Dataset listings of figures
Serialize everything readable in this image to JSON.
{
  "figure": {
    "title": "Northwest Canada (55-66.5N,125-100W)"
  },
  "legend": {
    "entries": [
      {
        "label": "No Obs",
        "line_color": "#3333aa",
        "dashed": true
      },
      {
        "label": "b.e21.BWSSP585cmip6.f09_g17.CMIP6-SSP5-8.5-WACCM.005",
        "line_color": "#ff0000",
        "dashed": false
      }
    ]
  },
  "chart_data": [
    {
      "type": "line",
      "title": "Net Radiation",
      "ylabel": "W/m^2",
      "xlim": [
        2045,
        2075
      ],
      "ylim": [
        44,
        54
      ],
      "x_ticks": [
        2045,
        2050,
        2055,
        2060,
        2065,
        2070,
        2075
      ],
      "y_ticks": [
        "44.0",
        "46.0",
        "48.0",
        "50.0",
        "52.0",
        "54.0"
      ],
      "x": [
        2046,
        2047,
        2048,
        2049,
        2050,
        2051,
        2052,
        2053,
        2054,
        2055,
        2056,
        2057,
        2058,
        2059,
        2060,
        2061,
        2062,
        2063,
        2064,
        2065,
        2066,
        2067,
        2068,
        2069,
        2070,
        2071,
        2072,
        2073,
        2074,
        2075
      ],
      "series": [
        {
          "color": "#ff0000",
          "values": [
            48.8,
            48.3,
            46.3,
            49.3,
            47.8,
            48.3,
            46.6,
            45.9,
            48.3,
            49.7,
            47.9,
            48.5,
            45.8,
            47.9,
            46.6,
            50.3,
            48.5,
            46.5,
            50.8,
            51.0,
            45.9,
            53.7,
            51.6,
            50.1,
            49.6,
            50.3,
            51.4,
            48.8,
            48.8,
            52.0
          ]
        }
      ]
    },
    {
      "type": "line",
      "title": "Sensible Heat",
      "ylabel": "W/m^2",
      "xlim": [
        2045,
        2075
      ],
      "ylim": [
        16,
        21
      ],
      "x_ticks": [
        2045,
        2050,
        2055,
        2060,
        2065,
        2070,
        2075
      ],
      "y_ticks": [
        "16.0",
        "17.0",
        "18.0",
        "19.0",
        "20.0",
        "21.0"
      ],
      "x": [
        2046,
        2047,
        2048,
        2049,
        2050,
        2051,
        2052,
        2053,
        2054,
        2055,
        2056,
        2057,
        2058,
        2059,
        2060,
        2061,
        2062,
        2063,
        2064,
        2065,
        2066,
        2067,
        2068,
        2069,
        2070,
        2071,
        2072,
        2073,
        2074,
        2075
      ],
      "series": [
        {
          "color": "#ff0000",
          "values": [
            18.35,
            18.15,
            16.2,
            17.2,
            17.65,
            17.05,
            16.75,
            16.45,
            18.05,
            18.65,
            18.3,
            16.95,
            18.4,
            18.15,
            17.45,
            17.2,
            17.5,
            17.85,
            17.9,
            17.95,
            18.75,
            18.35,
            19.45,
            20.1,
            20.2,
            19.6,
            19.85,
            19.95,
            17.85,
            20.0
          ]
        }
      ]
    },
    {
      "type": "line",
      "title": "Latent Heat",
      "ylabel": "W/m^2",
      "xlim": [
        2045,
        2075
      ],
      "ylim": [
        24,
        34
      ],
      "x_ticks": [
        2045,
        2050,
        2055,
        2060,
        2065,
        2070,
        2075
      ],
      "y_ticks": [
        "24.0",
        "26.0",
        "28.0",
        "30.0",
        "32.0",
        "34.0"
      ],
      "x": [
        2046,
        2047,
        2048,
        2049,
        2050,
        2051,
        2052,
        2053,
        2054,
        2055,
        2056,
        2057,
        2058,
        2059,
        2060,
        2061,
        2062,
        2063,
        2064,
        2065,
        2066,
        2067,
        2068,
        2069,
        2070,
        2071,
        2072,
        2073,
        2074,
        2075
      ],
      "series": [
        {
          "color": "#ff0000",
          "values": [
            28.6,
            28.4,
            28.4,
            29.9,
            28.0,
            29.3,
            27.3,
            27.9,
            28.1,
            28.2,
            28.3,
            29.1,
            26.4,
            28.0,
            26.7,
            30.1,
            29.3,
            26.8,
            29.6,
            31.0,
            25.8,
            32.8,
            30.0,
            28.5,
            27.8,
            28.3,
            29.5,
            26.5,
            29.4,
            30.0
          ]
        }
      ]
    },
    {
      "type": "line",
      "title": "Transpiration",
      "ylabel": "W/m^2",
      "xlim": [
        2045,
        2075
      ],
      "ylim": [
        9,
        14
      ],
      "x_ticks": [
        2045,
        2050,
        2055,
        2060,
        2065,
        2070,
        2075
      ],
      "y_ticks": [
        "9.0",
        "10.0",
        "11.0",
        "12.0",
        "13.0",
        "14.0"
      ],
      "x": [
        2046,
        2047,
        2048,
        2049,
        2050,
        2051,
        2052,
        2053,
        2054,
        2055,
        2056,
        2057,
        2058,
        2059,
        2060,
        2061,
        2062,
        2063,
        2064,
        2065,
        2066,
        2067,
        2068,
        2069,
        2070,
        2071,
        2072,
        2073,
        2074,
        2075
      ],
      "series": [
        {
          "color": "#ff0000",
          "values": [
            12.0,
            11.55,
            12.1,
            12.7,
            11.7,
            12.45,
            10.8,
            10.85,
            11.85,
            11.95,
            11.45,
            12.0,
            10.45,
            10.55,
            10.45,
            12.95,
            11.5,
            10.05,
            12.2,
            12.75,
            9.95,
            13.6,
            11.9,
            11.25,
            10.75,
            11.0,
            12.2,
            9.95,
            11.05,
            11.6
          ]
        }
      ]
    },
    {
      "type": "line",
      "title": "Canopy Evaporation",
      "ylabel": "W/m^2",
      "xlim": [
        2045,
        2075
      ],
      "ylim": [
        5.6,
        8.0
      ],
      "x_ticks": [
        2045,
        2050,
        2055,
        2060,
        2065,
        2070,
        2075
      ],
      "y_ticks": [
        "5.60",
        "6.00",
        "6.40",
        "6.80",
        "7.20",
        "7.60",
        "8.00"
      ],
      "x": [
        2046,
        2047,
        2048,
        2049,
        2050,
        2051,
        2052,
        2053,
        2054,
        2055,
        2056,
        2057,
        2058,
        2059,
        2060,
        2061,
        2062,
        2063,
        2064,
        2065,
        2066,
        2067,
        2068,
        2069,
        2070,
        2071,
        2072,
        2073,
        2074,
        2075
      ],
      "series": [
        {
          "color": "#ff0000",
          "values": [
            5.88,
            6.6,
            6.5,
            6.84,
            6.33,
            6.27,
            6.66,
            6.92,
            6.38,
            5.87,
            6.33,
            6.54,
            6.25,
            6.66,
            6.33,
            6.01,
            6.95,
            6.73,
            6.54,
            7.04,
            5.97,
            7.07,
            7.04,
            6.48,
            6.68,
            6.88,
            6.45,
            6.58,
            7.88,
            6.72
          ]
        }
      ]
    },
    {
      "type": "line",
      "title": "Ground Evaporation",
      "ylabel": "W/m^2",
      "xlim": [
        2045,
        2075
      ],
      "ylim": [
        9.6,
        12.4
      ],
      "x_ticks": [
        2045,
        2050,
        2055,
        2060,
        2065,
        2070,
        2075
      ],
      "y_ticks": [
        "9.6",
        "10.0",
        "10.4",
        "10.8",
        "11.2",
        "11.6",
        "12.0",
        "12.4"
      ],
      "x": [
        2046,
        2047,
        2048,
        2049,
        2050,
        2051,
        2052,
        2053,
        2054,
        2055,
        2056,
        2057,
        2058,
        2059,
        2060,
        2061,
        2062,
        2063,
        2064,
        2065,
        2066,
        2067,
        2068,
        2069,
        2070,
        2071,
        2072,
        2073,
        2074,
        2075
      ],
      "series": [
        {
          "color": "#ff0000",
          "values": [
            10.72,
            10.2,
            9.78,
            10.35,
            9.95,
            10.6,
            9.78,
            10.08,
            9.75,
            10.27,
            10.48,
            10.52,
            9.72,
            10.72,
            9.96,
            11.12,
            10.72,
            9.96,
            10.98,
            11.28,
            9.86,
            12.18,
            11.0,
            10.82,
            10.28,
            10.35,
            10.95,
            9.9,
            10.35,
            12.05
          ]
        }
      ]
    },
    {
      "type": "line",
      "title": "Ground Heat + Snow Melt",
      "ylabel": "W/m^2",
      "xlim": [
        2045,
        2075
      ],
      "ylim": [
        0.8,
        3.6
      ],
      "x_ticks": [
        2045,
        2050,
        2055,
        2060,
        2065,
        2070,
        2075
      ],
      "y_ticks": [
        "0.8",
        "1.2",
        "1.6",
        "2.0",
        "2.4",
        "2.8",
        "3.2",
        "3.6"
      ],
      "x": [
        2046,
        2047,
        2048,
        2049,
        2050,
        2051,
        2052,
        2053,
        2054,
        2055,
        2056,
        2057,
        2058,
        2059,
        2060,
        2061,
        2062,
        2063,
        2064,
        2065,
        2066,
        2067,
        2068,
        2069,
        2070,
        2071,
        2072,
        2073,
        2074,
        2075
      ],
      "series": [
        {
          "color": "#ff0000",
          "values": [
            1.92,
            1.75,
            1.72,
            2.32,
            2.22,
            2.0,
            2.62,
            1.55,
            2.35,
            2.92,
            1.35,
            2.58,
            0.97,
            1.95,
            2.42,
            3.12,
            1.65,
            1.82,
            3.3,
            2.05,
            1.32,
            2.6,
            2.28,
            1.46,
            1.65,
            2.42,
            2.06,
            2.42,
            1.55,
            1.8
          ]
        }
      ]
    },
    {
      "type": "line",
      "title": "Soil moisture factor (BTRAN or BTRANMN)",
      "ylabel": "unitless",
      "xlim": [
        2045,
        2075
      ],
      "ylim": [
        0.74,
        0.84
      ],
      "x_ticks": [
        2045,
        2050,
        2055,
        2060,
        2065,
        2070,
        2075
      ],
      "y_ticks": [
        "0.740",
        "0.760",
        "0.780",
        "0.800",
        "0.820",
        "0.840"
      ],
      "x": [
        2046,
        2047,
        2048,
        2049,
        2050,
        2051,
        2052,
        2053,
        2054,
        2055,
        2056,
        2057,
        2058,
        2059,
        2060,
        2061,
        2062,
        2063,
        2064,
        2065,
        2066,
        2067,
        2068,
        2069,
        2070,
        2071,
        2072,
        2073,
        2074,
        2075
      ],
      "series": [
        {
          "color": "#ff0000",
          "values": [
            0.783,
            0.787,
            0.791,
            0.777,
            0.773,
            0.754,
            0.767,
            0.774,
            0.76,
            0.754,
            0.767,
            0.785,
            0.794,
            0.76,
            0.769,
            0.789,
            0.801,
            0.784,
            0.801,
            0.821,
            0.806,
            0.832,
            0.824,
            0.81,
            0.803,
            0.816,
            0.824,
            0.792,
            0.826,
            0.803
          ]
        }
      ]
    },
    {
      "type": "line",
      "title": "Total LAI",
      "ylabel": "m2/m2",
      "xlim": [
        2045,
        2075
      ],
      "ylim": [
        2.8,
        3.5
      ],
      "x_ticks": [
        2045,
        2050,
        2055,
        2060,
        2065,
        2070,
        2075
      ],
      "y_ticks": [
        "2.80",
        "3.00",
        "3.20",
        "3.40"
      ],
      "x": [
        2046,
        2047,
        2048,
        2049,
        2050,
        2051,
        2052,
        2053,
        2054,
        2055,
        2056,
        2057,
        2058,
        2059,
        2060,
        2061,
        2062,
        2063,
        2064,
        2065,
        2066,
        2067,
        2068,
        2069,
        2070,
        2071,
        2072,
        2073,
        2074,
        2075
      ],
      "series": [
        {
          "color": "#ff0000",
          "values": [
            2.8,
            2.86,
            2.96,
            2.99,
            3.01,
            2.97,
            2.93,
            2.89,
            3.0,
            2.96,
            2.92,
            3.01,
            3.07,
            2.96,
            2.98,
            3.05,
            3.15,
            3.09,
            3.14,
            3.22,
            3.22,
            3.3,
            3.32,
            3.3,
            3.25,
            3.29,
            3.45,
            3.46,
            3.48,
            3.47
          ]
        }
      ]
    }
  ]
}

> Task requirements: Identify each line in the records above that contains the word "Evaporation", and copy it out in full.

> Output below:
      "title": "Canopy Evaporation",
      "title": "Ground Evaporation",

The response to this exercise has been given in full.